### STORED RECORDS
>>>>
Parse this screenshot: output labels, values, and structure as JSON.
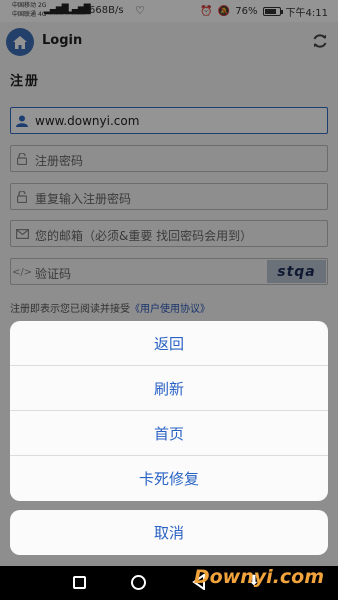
{
  "status_bar": {
    "carrier_1": "中国移动",
    "carrier_1_tag": "2G",
    "carrier_2": "中国联通",
    "carrier_2_tag": "4G",
    "net_speed": "668B/s",
    "battery": "76%",
    "time": "下午4:11"
  },
  "header": {
    "home_icon": "home-icon",
    "title": "Login",
    "refresh_icon": "refresh-icon"
  },
  "form": {
    "section_title": "注册",
    "username_value": "www.downyi.com",
    "password_placeholder": "注册密码",
    "repeat_password_placeholder": "重复输入注册密码",
    "email_placeholder": "您的邮箱（必须&重要  找回密码会用到）",
    "captcha_placeholder": "验证码",
    "captcha_text": "stqa",
    "agreement_prefix": "注册即表示您已阅读并接受",
    "agreement_link": "《用户使用协议》"
  },
  "action_sheet": {
    "items": [
      "返回",
      "刷新",
      "首页",
      "卡死修复"
    ],
    "cancel": "取消"
  },
  "watermark": "Downyi.com",
  "colors": {
    "accent": "#2a63c4",
    "home_button": "#3b6fb5",
    "watermark": "#f1a43c"
  }
}
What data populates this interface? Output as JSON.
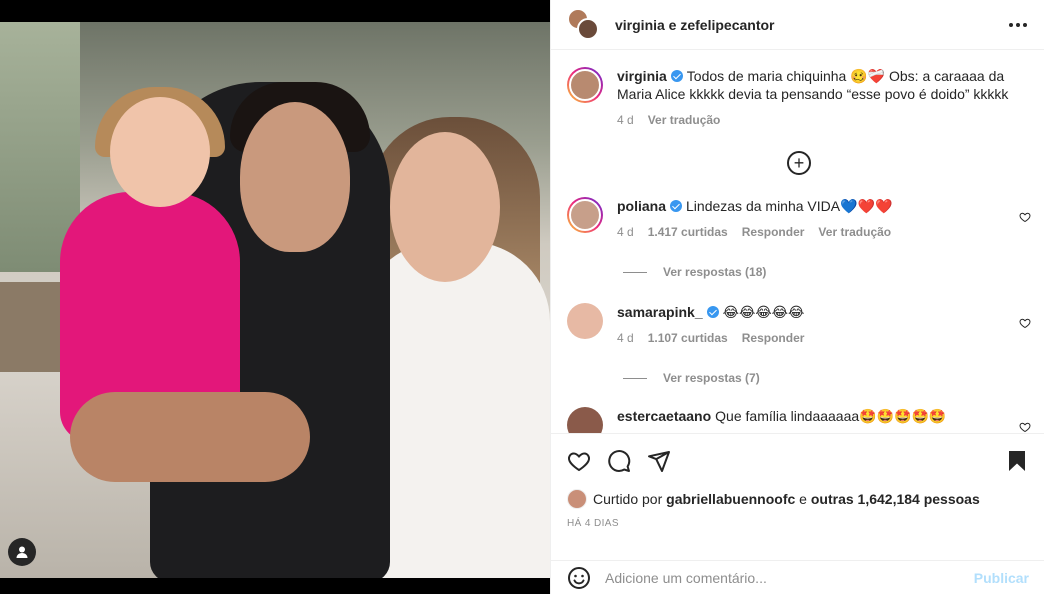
<<<<
### DO THIS
Return all lines of the material above in which the word "watermark" occurs.

### RESPONSE
  "watermark": "Downyi.com",
    "watermark": "#f1a43c"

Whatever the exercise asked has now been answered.